● Problem to solve: Locate the word "period" in the data below, then copy every line that holds it.

● Provided records:
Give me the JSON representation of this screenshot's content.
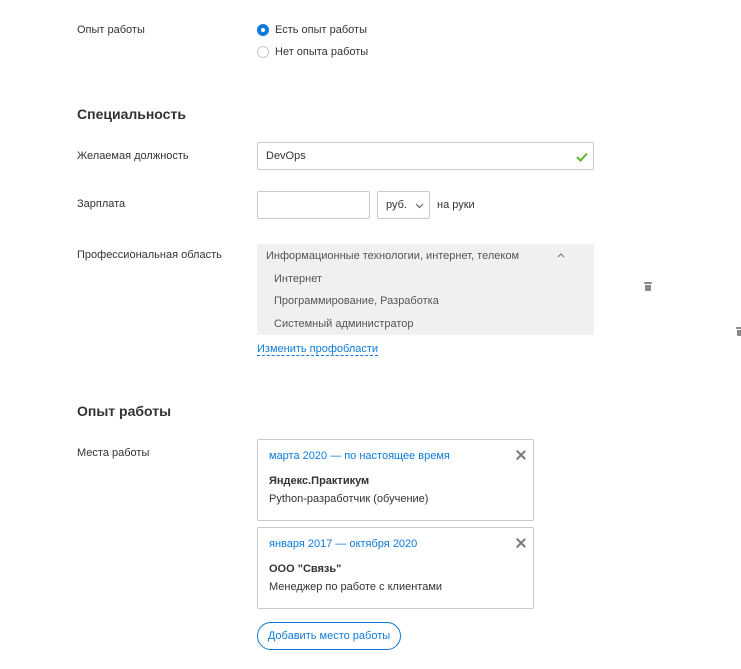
{
  "experience_choice": {
    "label": "Опыт работы",
    "options": [
      {
        "label": "Есть опыт работы",
        "checked": true
      },
      {
        "label": "Нет опыта работы",
        "checked": false
      }
    ]
  },
  "specialty": {
    "heading": "Специальность",
    "position_label": "Желаемая должность",
    "position_value": "DevOps",
    "salary_label": "Зарплата",
    "salary_value": "",
    "currency_value": "руб.",
    "salary_suffix": "на руки",
    "area_label": "Профессиональная область",
    "area_group": "Информационные технологии, интернет, телеком",
    "area_items": [
      "Интернет",
      "Программирование, Разработка",
      "Системный администратор"
    ],
    "change_link": "Изменить профобласти"
  },
  "work": {
    "heading": "Опыт работы",
    "places_label": "Места работы",
    "jobs": [
      {
        "period": "марта 2020 — по настоящее время",
        "company": "Яндекс.Практикум",
        "role": "Python-разработчик (обучение)"
      },
      {
        "period": "января 2017 — октября 2020",
        "company": "ООО \"Связь\"",
        "role": "Менеджер по работе с клиентами"
      }
    ],
    "add_button": "Добавить место работы"
  },
  "colors": {
    "accent": "#0f7ad9",
    "check": "#5cb531",
    "area_bg": "#eef0f2",
    "border": "#c9c9c9"
  }
}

● Response to the task:
        "period": "марта 2020 — по настоящее время",
        "period": "января 2017 — октября 2020",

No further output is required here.